> _TASK INSTRUCTIONS_:
Present the following entries again, word for word and in full.

# START OF EXTRACTED INFORMATION

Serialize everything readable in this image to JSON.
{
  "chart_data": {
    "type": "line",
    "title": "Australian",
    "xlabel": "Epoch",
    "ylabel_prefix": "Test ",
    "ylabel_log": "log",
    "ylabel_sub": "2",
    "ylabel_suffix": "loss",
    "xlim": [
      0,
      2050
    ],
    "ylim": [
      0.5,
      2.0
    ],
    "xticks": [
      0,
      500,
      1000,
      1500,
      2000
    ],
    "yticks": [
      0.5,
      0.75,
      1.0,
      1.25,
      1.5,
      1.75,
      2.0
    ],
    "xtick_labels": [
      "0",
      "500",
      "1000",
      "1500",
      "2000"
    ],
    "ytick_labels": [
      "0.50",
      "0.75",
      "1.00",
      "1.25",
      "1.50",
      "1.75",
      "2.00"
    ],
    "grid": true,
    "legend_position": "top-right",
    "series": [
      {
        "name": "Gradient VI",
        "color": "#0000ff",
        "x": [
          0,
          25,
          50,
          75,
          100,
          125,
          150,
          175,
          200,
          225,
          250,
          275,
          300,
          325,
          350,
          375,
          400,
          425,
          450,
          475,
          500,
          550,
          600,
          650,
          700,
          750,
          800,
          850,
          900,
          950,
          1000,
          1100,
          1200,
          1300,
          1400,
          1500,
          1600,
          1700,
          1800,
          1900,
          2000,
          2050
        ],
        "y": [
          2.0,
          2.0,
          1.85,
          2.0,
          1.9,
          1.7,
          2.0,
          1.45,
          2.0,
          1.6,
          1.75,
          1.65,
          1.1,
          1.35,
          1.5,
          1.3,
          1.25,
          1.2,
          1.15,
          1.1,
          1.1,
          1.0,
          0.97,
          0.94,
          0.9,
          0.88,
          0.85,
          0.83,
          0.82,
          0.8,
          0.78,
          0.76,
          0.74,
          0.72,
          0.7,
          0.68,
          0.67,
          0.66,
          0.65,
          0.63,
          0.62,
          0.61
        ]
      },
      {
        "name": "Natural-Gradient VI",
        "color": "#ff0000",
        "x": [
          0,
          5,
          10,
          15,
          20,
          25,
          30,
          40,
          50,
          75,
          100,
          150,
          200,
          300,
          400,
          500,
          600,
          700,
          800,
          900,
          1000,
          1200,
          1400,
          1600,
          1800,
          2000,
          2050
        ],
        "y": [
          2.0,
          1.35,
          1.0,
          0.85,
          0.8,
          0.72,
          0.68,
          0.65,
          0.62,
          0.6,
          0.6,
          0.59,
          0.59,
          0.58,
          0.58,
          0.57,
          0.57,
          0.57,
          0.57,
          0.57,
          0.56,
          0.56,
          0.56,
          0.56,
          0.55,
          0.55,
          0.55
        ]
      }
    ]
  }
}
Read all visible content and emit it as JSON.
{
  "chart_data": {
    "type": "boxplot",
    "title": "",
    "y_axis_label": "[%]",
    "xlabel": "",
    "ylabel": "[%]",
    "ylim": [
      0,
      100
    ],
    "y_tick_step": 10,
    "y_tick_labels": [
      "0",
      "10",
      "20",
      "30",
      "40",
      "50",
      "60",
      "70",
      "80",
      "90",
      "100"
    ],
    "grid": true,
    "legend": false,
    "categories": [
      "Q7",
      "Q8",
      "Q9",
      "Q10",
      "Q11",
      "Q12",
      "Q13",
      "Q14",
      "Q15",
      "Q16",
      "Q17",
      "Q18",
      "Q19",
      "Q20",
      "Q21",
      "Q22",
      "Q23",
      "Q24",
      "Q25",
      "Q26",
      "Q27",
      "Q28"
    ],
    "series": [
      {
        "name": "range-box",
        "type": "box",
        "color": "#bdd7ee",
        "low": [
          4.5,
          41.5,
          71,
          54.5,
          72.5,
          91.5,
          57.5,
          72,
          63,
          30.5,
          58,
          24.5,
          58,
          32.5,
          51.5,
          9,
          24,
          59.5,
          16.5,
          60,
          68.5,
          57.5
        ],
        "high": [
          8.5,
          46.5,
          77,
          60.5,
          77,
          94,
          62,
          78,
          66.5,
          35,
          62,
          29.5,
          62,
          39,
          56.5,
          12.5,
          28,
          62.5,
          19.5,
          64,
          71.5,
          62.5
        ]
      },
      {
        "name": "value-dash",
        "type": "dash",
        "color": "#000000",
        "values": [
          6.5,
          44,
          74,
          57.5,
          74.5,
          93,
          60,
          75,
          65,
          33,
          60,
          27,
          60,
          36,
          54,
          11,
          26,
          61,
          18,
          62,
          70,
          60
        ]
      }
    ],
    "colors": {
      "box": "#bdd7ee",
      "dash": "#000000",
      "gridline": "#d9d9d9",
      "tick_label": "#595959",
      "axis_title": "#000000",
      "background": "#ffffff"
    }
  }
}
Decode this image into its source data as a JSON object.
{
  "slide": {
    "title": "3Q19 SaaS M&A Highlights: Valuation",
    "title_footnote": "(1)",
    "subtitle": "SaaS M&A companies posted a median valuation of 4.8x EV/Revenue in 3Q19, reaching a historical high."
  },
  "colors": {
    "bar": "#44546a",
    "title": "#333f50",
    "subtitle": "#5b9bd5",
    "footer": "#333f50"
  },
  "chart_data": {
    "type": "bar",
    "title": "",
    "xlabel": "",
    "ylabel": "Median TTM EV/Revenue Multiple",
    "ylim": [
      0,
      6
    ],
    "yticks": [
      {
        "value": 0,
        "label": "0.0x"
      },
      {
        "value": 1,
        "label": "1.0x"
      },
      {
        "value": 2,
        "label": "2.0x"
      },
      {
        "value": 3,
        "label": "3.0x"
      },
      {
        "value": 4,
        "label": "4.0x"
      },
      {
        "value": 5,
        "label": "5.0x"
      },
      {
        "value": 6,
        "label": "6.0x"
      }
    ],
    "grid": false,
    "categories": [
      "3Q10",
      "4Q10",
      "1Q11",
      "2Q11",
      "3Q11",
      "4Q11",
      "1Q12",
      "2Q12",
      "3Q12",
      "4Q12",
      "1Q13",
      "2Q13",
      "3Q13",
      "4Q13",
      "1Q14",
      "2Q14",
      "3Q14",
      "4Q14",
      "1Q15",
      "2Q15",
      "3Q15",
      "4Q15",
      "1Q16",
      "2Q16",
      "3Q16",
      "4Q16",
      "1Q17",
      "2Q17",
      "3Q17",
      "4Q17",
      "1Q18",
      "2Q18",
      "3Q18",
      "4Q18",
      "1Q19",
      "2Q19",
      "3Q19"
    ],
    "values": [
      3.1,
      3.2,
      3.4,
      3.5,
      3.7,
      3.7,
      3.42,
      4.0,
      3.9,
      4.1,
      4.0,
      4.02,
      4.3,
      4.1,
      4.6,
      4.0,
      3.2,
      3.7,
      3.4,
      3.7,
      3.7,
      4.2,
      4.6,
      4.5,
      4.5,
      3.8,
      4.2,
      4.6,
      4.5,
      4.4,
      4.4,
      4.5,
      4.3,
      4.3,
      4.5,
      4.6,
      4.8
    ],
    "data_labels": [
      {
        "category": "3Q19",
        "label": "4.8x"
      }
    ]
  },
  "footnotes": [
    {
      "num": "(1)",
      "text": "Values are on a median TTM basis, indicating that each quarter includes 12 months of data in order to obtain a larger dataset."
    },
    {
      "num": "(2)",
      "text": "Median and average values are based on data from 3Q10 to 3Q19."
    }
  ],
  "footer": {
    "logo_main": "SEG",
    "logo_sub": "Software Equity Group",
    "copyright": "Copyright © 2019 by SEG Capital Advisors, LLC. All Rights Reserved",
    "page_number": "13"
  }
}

# END OF EXTRACTED INFORMATION

> _THE SOLUTION_:
Serialize everything readable in this image to JSON.
{
  "chart_data": {
    "type": "line",
    "title": "Australian",
    "xlabel": "Epoch",
    "ylabel_prefix": "Test ",
    "ylabel_log": "log",
    "ylabel_sub": "2",
    "ylabel_suffix": "loss",
    "xlim": [
      0,
      2050
    ],
    "ylim": [
      0.5,
      2.0
    ],
    "xticks": [
      0,
      500,
      1000,
      1500,
      2000
    ],
    "yticks": [
      0.5,
      0.75,
      1.0,
      1.25,
      1.5,
      1.75,
      2.0
    ],
    "xtick_labels": [
      "0",
      "500",
      "1000",
      "1500",
      "2000"
    ],
    "ytick_labels": [
      "0.50",
      "0.75",
      "1.00",
      "1.25",
      "1.50",
      "1.75",
      "2.00"
    ],
    "grid": true,
    "legend_position": "top-right",
    "series": [
      {
        "name": "Gradient VI",
        "color": "#0000ff",
        "x": [
          0,
          25,
          50,
          75,
          100,
          125,
          150,
          175,
          200,
          225,
          250,
          275,
          300,
          325,
          350,
          375,
          400,
          425,
          450,
          475,
          500,
          550,
          600,
          650,
          700,
          750,
          800,
          850,
          900,
          950,
          1000,
          1100,
          1200,
          1300,
          1400,
          1500,
          1600,
          1700,
          1800,
          1900,
          2000,
          2050
        ],
        "y": [
          2.0,
          2.0,
          1.85,
          2.0,
          1.9,
          1.7,
          2.0,
          1.45,
          2.0,
          1.6,
          1.75,
          1.65,
          1.1,
          1.35,
          1.5,
          1.3,
          1.25,
          1.2,
          1.15,
          1.1,
          1.1,
          1.0,
          0.97,
          0.94,
          0.9,
          0.88,
          0.85,
          0.83,
          0.82,
          0.8,
          0.78,
          0.76,
          0.74,
          0.72,
          0.7,
          0.68,
          0.67,
          0.66,
          0.65,
          0.63,
          0.62,
          0.61
        ]
      },
      {
        "name": "Natural-Gradient VI",
        "color": "#ff0000",
        "x": [
          0,
          5,
          10,
          15,
          20,
          25,
          30,
          40,
          50,
          75,
          100,
          150,
          200,
          300,
          400,
          500,
          600,
          700,
          800,
          900,
          1000,
          1200,
          1400,
          1600,
          1800,
          2000,
          2050
        ],
        "y": [
          2.0,
          1.35,
          1.0,
          0.85,
          0.8,
          0.72,
          0.68,
          0.65,
          0.62,
          0.6,
          0.6,
          0.59,
          0.59,
          0.58,
          0.58,
          0.57,
          0.57,
          0.57,
          0.57,
          0.57,
          0.56,
          0.56,
          0.56,
          0.56,
          0.55,
          0.55,
          0.55
        ]
      }
    ]
  }
}
Read all visible content and emit it as JSON.
{
  "chart_data": {
    "type": "boxplot",
    "title": "",
    "y_axis_label": "[%]",
    "xlabel": "",
    "ylabel": "[%]",
    "ylim": [
      0,
      100
    ],
    "y_tick_step": 10,
    "y_tick_labels": [
      "0",
      "10",
      "20",
      "30",
      "40",
      "50",
      "60",
      "70",
      "80",
      "90",
      "100"
    ],
    "grid": true,
    "legend": false,
    "categories": [
      "Q7",
      "Q8",
      "Q9",
      "Q10",
      "Q11",
      "Q12",
      "Q13",
      "Q14",
      "Q15",
      "Q16",
      "Q17",
      "Q18",
      "Q19",
      "Q20",
      "Q21",
      "Q22",
      "Q23",
      "Q24",
      "Q25",
      "Q26",
      "Q27",
      "Q28"
    ],
    "series": [
      {
        "name": "range-box",
        "type": "box",
        "color": "#bdd7ee",
        "low": [
          4.5,
          41.5,
          71,
          54.5,
          72.5,
          91.5,
          57.5,
          72,
          63,
          30.5,
          58,
          24.5,
          58,
          32.5,
          51.5,
          9,
          24,
          59.5,
          16.5,
          60,
          68.5,
          57.5
        ],
        "high": [
          8.5,
          46.5,
          77,
          60.5,
          77,
          94,
          62,
          78,
          66.5,
          35,
          62,
          29.5,
          62,
          39,
          56.5,
          12.5,
          28,
          62.5,
          19.5,
          64,
          71.5,
          62.5
        ]
      },
      {
        "name": "value-dash",
        "type": "dash",
        "color": "#000000",
        "values": [
          6.5,
          44,
          74,
          57.5,
          74.5,
          93,
          60,
          75,
          65,
          33,
          60,
          27,
          60,
          36,
          54,
          11,
          26,
          61,
          18,
          62,
          70,
          60
        ]
      }
    ],
    "colors": {
      "box": "#bdd7ee",
      "dash": "#000000",
      "gridline": "#d9d9d9",
      "tick_label": "#595959",
      "axis_title": "#000000",
      "background": "#ffffff"
    }
  }
}
Decode this image into its source data as a JSON object.
{
  "slide": {
    "title": "3Q19 SaaS M&A Highlights: Valuation",
    "title_footnote": "(1)",
    "subtitle": "SaaS M&A companies posted a median valuation of 4.8x EV/Revenue in 3Q19, reaching a historical high."
  },
  "colors": {
    "bar": "#44546a",
    "title": "#333f50",
    "subtitle": "#5b9bd5",
    "footer": "#333f50"
  },
  "chart_data": {
    "type": "bar",
    "title": "",
    "xlabel": "",
    "ylabel": "Median TTM EV/Revenue Multiple",
    "ylim": [
      0,
      6
    ],
    "yticks": [
      {
        "value": 0,
        "label": "0.0x"
      },
      {
        "value": 1,
        "label": "1.0x"
      },
      {
        "value": 2,
        "label": "2.0x"
      },
      {
        "value": 3,
        "label": "3.0x"
      },
      {
        "value": 4,
        "label": "4.0x"
      },
      {
        "value": 5,
        "label": "5.0x"
      },
      {
        "value": 6,
        "label": "6.0x"
      }
    ],
    "grid": false,
    "categories": [
      "3Q10",
      "4Q10",
      "1Q11",
      "2Q11",
      "3Q11",
      "4Q11",
      "1Q12",
      "2Q12",
      "3Q12",
      "4Q12",
      "1Q13",
      "2Q13",
      "3Q13",
      "4Q13",
      "1Q14",
      "2Q14",
      "3Q14",
      "4Q14",
      "1Q15",
      "2Q15",
      "3Q15",
      "4Q15",
      "1Q16",
      "2Q16",
      "3Q16",
      "4Q16",
      "1Q17",
      "2Q17",
      "3Q17",
      "4Q17",
      "1Q18",
      "2Q18",
      "3Q18",
      "4Q18",
      "1Q19",
      "2Q19",
      "3Q19"
    ],
    "values": [
      3.1,
      3.2,
      3.4,
      3.5,
      3.7,
      3.7,
      3.42,
      4.0,
      3.9,
      4.1,
      4.0,
      4.02,
      4.3,
      4.1,
      4.6,
      4.0,
      3.2,
      3.7,
      3.4,
      3.7,
      3.7,
      4.2,
      4.6,
      4.5,
      4.5,
      3.8,
      4.2,
      4.6,
      4.5,
      4.4,
      4.4,
      4.5,
      4.3,
      4.3,
      4.5,
      4.6,
      4.8
    ],
    "data_labels": [
      {
        "category": "3Q19",
        "label": "4.8x"
      }
    ]
  },
  "footnotes": [
    {
      "num": "(1)",
      "text": "Values are on a median TTM basis, indicating that each quarter includes 12 months of data in order to obtain a larger dataset."
    },
    {
      "num": "(2)",
      "text": "Median and average values are based on data from 3Q10 to 3Q19."
    }
  ],
  "footer": {
    "logo_main": "SEG",
    "logo_sub": "Software Equity Group",
    "copyright": "Copyright © 2019 by SEG Capital Advisors, LLC. All Rights Reserved",
    "page_number": "13"
  }
}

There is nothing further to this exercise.